■ PROBLEM REQUIREMENTS ■
Check each statement against the warfarin text below. For each one, answer yes or no and quote the words of the text that settle it. 1. Warfarin was named after the agency that funded Link's work. 2. Warfarin was approved for use in humans in 1978. 3. Stafford narrowed his search to thirteen likely genes.

In the 1940s, scientists at the University of Wisconsin discovered the anticlotting culprit in the moldy clover and named it dicoumerol. The lead investigator, Karl Paul Link, synthesized a stronger version of the drug and named it warfarin after his funding agency — the Wisconsin Alumni Research Foundation. Link’s main goal was to use warfarin as rat poison. Today a version of dicoumerol is still used for just that, but researchers also turned the compound into a blood thinner that was approved for use in humans in 1954. A year later doctors prescribed warfarin to President Dwight D. Eisenhower after he had a heart attack, and it became a commonly prescribed drug.
Warfarin — or Coumadin, the most popular brand of the drug — is now the fourth-most-prescribed heart drug and eleventh-most-prescribed drug overall in the United States.
In 1978 researchers discovered that warfarin inhibited the VKOR enzyme and foiled proper vitamin K metabolism. But no one had been able to isolate the VKOR gene, which researchers suspected caused some patients to be more sensitive to warfarin.
Stafford’s team gathered all the previous studies on VKOR and managed to narrow down its location to one region of a chromosome. Still, that region contained 194 genes. Instead of using older, more time-consuming methods to find the right gene, they decided to use a new technique.
First, the team took sixteen different cell lines, ruptured the cells, and used high-pressure liquid chromatography to check them for measurable amounts of epoxide reductase. Second, graduate student Tao Li used a computer program to translate the 194 genes into protein sequences. This helped Stafford narrow his search to thirteen likely candidates for the production of epoxide reductase. Third, Stafford’s team made small interfering RNA (siRNA) for each gene. SiRNA is found in many organisms, and in 2001 scientists figured out how to make synthetic siRNA for specific genes to turn off or reduce gene expression.
Stafford made siRNA to turn down the expression of epoxide reductase. When he added the siRNA to the genes, he saw that one had a significant decrease in reductase activity.
“So then we put that gene into cells and it had a gigantic increase in epoxide reductase activity,” he says.
This was the first time anyone had used siRNA as a screening technique to isolate a gene. Stafford’s discovery made the cover of Nature, which published his paper alongside an article by Johannes Oldenburg, a German scientist who had used an older, more laborious method to isolate the same gene.
After this, Stafford wanted to isolate the enzyme that completes the vitamin K metabolism cycle. But his wife, a physician, pushed him to figure out why certain people are extremely sensitive to even low doses of warfarin.
“She just said, ‘Look, this is a big deal. Millions of people are on warfarin. You’ve got to go ahead and figure this out.’”
Thanks to Stafford’s long-standing friendships with several blood researchers at Carolina, including Harold Roberts and Roger Lundblad, he knew that UNC had a lot of patients’ records that he could check for warfarin resistance.
“Some of these patients required thirty-five milligrams of warfarin and some needed two milligrams,” he says. “We took the data and looked for genetic polymorphisms in these patients — places on the gene where there were differences.”
He found that patients were less or more sensitive to warfarin depending on their sequence of genetic mutations. Researchers can use a polymerase chain reaction, a common genetic-testing method, to determine if a patient has one kind of nucleotide sequence or a different kind at a particular site in the genome. This, essentially, is how Stafford’s patent-pending diagnostic test works. It has been licensed to four different companies who are developing tests for clinical use.
Stafford is now setting his sights back on vitamin K enzymatic activity. He’s trying to figure out which enzyme is responsible for actually reducing the VKOR at the end of each cycle — a reduction that is crucial for proper blood coagulation.
“We’ve used a lot of techniques to try to figure this out,” he says. “But so far we still don’t know.”

■ GIVEN RECORDS ■
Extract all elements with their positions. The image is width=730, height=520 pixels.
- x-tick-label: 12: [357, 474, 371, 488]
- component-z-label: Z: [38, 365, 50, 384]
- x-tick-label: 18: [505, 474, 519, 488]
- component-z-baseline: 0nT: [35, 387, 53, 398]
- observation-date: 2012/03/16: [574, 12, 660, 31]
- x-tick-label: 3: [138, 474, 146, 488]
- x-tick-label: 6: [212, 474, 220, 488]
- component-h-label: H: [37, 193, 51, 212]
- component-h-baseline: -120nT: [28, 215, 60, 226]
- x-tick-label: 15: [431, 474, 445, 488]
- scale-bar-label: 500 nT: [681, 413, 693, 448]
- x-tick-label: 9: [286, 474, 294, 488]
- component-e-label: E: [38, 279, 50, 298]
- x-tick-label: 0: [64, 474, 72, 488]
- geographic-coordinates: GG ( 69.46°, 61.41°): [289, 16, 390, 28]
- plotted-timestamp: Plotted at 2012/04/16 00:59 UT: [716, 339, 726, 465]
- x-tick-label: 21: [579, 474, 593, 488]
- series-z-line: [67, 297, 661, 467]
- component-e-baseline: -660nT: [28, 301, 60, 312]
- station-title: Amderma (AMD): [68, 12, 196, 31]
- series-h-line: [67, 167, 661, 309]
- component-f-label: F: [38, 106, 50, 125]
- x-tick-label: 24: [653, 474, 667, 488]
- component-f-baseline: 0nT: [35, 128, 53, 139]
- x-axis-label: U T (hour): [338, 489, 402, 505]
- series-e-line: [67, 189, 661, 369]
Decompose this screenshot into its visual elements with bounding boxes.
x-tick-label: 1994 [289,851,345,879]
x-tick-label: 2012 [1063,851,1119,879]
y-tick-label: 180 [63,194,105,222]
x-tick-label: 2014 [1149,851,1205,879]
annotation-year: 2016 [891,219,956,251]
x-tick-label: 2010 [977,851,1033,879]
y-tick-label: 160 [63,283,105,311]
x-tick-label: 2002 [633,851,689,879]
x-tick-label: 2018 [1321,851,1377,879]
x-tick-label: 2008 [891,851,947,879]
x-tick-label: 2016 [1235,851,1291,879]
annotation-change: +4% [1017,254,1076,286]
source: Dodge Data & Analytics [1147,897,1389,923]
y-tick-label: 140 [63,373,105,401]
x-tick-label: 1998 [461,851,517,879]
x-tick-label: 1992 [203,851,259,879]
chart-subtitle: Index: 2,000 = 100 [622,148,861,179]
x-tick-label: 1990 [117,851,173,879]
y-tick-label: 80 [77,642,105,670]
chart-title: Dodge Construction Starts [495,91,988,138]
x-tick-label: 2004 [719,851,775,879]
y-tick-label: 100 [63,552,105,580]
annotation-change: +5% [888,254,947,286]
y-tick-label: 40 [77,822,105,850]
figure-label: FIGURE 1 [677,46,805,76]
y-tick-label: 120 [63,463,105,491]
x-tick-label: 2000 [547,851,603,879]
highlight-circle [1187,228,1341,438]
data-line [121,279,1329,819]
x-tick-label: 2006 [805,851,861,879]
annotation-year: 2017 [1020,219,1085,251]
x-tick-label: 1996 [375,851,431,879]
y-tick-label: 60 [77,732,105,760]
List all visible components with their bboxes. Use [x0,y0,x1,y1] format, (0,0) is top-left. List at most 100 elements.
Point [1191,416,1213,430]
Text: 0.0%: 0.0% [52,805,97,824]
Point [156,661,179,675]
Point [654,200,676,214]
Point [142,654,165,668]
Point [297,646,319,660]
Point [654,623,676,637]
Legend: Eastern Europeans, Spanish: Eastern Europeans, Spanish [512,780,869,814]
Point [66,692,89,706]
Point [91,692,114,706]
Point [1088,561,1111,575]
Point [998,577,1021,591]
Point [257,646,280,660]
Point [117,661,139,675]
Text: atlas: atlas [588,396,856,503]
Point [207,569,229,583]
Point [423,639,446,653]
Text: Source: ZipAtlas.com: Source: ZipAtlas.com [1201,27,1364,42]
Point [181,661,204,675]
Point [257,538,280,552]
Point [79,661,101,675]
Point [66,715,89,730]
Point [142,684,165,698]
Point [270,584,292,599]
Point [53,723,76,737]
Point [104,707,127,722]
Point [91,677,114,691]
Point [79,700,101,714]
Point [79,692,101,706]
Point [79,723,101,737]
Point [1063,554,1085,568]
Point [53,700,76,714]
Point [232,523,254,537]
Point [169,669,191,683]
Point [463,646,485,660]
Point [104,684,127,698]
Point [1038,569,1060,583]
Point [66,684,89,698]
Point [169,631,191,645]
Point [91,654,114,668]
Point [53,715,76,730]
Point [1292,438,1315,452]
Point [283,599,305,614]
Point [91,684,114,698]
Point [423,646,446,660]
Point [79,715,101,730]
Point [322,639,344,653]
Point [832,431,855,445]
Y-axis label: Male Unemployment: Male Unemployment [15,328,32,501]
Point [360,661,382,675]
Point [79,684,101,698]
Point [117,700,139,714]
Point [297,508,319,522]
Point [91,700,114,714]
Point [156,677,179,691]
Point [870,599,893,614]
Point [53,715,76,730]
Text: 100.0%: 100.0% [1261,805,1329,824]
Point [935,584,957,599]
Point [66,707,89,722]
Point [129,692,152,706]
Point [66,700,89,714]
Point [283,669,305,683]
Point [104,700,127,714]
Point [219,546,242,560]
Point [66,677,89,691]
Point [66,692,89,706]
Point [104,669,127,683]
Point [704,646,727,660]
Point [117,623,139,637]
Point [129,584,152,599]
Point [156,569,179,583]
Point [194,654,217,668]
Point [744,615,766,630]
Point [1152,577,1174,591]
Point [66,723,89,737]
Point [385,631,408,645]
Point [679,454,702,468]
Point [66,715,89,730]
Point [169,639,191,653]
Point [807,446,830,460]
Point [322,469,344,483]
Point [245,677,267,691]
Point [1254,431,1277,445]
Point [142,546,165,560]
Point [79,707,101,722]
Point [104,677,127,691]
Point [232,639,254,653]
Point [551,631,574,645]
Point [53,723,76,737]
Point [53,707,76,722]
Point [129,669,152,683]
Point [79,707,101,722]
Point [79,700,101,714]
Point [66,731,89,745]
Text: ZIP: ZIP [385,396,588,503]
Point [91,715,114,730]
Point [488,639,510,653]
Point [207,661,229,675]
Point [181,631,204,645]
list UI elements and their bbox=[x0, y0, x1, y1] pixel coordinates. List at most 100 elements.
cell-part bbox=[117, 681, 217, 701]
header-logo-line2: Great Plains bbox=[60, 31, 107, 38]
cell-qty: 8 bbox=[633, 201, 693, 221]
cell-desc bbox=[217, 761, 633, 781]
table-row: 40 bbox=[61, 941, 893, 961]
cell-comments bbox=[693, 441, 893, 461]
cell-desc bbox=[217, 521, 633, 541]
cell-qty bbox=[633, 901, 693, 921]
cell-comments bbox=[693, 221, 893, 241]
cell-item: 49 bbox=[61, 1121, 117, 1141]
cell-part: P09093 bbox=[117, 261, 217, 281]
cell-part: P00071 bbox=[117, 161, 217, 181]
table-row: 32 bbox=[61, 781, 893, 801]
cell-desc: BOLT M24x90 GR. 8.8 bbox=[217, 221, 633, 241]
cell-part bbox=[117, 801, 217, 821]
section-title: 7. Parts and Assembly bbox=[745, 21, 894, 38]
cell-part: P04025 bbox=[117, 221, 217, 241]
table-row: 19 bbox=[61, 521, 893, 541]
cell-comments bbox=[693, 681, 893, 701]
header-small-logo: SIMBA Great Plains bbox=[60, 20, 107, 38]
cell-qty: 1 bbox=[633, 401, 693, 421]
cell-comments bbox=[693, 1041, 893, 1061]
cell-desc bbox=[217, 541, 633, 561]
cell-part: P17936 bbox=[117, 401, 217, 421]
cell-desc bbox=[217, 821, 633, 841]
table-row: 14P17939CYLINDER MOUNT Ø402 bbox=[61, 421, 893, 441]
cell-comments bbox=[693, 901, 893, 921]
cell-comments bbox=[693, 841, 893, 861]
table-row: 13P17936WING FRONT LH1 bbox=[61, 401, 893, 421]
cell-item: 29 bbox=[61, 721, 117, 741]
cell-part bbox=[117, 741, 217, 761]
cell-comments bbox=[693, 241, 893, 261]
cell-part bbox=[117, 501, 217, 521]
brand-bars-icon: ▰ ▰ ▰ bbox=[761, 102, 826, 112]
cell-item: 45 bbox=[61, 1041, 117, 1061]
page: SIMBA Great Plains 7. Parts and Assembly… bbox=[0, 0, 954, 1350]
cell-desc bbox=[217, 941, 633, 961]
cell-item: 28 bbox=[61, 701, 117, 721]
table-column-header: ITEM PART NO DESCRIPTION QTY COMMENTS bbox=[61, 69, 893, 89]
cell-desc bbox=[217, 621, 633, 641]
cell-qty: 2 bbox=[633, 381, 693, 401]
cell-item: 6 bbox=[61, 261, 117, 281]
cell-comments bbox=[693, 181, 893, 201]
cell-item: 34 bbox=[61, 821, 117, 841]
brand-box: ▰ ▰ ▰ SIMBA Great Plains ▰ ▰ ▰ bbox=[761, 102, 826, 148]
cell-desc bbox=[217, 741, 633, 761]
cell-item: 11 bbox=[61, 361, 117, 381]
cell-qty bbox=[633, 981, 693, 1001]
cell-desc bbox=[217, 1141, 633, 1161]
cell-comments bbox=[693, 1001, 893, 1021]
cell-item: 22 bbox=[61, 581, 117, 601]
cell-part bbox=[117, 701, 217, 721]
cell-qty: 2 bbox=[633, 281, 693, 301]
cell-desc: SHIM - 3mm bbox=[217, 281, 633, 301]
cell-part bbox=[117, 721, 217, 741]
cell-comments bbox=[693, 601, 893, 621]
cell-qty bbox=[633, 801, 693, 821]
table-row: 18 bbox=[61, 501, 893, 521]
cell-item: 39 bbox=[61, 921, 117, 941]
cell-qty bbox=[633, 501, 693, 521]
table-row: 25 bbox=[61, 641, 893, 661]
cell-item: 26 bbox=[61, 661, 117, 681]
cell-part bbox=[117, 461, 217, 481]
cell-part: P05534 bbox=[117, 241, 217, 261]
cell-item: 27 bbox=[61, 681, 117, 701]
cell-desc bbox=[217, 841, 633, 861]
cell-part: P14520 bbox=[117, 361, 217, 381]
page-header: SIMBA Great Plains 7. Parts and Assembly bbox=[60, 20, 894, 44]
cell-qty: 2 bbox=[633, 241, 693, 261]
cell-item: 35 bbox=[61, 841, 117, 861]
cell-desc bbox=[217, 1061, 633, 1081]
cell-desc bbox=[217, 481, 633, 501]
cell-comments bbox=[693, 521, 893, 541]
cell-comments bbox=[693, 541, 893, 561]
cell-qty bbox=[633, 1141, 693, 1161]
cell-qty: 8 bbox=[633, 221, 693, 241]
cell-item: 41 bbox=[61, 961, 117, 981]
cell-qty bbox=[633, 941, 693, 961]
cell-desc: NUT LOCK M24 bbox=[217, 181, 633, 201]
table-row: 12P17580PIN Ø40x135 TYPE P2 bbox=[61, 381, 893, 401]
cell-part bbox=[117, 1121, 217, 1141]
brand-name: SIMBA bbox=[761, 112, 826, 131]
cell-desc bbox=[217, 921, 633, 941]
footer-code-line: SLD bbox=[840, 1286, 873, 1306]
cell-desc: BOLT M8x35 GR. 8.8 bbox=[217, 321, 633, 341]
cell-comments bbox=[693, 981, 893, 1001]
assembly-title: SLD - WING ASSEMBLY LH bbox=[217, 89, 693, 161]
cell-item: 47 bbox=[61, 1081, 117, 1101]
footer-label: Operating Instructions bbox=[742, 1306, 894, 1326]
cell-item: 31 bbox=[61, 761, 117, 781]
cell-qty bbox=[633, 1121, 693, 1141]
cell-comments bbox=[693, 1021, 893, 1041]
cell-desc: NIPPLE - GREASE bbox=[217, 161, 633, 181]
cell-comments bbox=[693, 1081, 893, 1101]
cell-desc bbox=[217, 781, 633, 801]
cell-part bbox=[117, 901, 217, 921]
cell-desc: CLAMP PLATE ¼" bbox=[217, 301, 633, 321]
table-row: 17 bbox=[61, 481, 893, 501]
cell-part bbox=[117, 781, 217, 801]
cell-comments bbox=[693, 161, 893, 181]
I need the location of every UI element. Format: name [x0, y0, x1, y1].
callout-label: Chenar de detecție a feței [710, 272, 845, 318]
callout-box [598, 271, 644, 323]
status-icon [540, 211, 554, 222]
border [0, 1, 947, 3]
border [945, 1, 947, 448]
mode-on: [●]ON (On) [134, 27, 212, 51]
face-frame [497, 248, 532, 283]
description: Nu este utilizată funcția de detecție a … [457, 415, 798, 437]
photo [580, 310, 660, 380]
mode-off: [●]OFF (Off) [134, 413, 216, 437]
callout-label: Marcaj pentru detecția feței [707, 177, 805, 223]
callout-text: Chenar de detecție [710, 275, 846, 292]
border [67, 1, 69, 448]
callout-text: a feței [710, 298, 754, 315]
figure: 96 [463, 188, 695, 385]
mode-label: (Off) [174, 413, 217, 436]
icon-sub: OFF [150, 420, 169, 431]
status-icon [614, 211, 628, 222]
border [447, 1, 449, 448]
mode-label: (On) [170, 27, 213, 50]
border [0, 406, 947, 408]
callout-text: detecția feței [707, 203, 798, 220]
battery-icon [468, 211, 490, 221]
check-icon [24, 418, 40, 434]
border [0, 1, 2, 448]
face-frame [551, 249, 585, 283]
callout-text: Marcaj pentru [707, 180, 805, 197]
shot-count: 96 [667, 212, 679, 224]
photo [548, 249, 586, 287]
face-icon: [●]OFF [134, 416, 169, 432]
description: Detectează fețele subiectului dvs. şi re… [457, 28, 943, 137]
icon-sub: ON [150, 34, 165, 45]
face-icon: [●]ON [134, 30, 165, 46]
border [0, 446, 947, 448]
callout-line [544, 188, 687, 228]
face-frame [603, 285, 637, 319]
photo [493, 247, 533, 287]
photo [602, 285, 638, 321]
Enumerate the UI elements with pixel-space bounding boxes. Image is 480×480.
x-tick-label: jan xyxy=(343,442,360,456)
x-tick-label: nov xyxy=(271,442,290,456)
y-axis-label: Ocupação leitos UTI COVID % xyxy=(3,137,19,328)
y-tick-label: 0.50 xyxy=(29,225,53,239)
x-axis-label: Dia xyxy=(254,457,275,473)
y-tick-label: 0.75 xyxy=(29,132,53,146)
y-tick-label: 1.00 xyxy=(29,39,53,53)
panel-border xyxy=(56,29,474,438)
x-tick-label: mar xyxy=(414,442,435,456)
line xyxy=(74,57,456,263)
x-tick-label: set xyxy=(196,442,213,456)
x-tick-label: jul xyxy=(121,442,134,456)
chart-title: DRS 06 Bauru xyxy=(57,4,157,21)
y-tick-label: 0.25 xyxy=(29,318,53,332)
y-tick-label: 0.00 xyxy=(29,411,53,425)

■ RESPONSE BOX ■
1. Yes: "named it warfarin after his funding agency — the Wisconsin Alumni Research Foundation"
2. No: "a blood thinner that was approved for use in humans in 1954"
3. Yes: "This helped Stafford narrow his search to thirteen likely candidates for the production of epoxide reductase."